◆ Given exercise
In the records, take everything from the line containing "powered-by-esri: Powered by" down to the line containing "map-label-hyattsville: Hyattsville (396, 148, 442, 158)" and change each "map-label" to "place-label". Return only those lines, with nothing else altered.

++++ Supplied data

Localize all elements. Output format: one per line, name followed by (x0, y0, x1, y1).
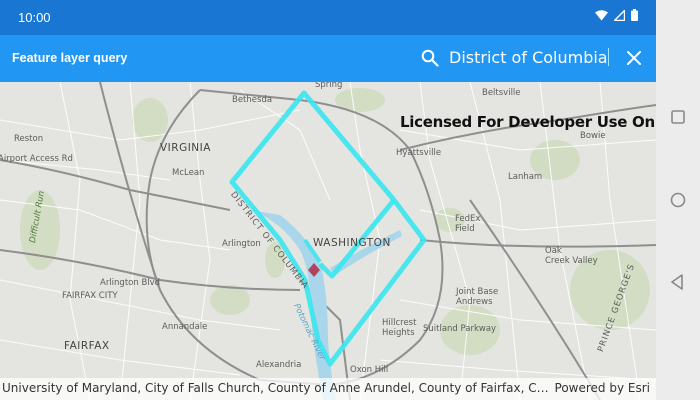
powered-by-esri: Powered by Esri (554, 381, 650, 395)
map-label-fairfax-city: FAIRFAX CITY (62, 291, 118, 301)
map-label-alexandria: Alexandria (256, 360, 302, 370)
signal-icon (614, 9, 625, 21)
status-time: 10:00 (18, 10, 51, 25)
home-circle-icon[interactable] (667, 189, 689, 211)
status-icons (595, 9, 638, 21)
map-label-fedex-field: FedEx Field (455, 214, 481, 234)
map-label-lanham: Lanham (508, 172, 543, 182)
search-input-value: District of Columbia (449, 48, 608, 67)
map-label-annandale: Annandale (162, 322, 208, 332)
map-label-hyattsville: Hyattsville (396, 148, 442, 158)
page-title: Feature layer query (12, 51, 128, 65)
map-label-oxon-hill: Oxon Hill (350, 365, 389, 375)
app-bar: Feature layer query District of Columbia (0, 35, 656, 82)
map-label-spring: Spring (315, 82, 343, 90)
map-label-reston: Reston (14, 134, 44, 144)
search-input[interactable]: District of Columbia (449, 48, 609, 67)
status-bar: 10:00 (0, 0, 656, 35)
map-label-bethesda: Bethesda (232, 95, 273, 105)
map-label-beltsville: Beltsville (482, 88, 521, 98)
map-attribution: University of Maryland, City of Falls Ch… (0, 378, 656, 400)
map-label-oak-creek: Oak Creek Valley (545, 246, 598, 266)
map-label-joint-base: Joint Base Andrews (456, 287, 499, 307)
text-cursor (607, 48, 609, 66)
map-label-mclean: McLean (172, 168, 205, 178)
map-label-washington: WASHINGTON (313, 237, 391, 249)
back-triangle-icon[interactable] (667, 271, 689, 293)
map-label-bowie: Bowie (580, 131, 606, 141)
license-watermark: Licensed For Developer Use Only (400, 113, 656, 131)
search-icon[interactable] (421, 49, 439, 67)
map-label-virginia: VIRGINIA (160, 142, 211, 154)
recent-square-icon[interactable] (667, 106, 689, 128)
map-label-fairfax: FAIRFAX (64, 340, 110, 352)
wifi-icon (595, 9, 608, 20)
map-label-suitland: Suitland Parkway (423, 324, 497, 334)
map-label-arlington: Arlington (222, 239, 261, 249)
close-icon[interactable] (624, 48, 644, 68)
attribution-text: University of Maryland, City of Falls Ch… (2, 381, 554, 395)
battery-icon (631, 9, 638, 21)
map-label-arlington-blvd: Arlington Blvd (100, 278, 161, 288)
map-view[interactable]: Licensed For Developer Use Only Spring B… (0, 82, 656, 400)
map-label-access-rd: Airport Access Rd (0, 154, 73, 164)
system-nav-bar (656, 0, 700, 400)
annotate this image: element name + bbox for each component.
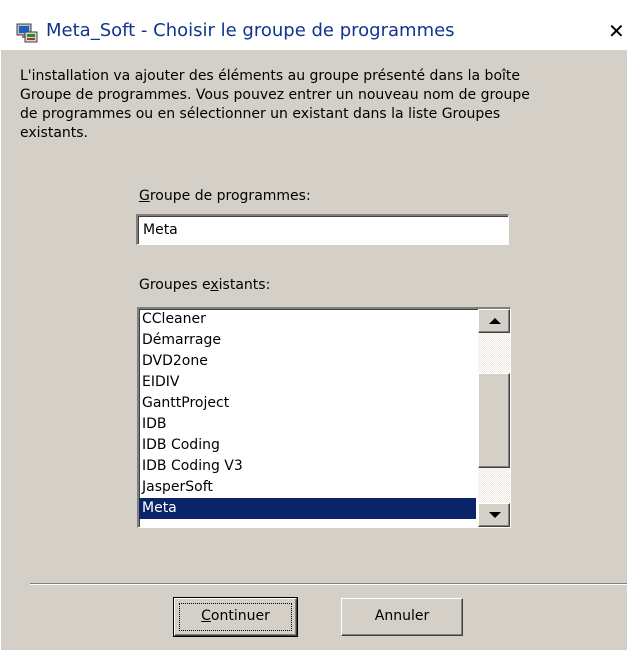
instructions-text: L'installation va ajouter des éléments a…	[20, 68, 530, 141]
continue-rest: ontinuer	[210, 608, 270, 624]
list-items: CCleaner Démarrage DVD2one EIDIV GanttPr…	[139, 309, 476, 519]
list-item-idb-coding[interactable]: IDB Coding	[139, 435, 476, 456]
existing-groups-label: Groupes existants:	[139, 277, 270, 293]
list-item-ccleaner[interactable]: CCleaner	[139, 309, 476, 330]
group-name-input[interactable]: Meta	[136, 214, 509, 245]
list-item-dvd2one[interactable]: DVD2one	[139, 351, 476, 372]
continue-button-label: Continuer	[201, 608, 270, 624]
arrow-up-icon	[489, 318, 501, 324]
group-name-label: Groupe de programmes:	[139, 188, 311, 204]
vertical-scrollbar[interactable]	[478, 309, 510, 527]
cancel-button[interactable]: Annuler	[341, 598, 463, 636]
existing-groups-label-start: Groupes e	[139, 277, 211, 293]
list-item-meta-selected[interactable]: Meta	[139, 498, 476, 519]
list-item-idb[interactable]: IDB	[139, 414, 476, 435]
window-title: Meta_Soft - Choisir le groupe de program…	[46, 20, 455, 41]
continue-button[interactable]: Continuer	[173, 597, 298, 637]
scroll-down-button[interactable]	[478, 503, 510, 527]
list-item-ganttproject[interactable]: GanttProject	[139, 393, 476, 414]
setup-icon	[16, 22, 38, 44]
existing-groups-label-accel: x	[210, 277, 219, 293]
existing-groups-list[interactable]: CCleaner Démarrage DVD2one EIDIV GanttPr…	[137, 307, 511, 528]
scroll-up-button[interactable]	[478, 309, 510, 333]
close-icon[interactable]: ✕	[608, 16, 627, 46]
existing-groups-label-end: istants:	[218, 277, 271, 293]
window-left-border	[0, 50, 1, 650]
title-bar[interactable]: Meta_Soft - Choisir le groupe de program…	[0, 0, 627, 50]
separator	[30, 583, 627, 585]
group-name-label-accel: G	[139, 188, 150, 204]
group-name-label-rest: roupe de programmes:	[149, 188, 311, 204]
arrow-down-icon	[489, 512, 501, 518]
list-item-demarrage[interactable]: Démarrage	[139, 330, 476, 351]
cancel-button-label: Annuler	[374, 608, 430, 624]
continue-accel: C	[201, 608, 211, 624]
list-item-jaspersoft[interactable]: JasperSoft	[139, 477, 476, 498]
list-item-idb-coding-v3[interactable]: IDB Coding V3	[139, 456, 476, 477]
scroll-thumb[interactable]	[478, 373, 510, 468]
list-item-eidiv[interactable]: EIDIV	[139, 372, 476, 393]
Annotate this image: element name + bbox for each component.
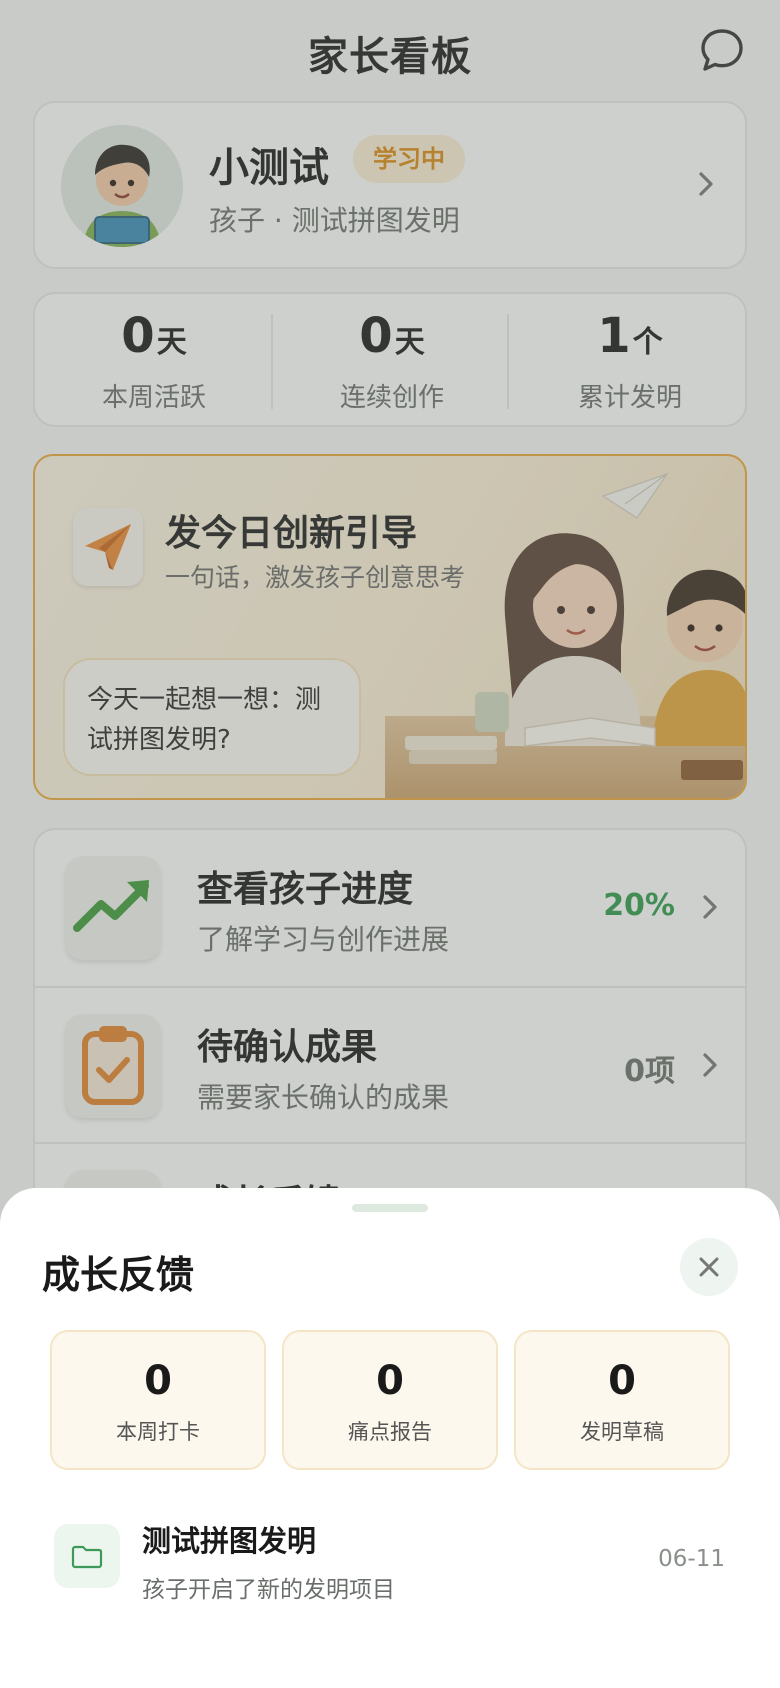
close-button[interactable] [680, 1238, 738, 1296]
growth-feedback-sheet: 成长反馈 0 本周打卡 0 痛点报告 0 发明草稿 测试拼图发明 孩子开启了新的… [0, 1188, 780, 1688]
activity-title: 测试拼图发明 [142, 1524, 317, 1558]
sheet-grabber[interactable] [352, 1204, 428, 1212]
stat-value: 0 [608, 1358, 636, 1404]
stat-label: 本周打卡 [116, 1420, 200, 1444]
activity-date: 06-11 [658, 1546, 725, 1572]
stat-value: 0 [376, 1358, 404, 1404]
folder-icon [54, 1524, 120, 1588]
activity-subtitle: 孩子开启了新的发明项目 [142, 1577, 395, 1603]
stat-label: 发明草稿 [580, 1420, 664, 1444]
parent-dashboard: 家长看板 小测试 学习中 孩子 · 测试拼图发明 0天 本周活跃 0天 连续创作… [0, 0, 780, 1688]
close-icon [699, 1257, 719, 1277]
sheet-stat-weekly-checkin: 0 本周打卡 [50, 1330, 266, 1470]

++++++++

◆ Response below
powered-by-esri: Powered by Esri (554, 381, 650, 395)
place-label-fairfax-city: FAIRFAX CITY (62, 291, 118, 301)
place-label-alexandria: Alexandria (256, 360, 302, 370)
signal-icon (614, 9, 625, 21)
status-time: 10:00 (18, 10, 51, 25)
home-circle-icon[interactable] (667, 189, 689, 211)
status-icons (595, 9, 638, 21)
place-label-fedex-field: FedEx Field (455, 214, 481, 234)
place-label-lanham: Lanham (508, 172, 543, 182)
search-input-value: District of Columbia (449, 48, 608, 67)
place-label-annandale: Annandale (162, 322, 208, 332)
place-label-hyattsville: Hyattsville (396, 148, 442, 158)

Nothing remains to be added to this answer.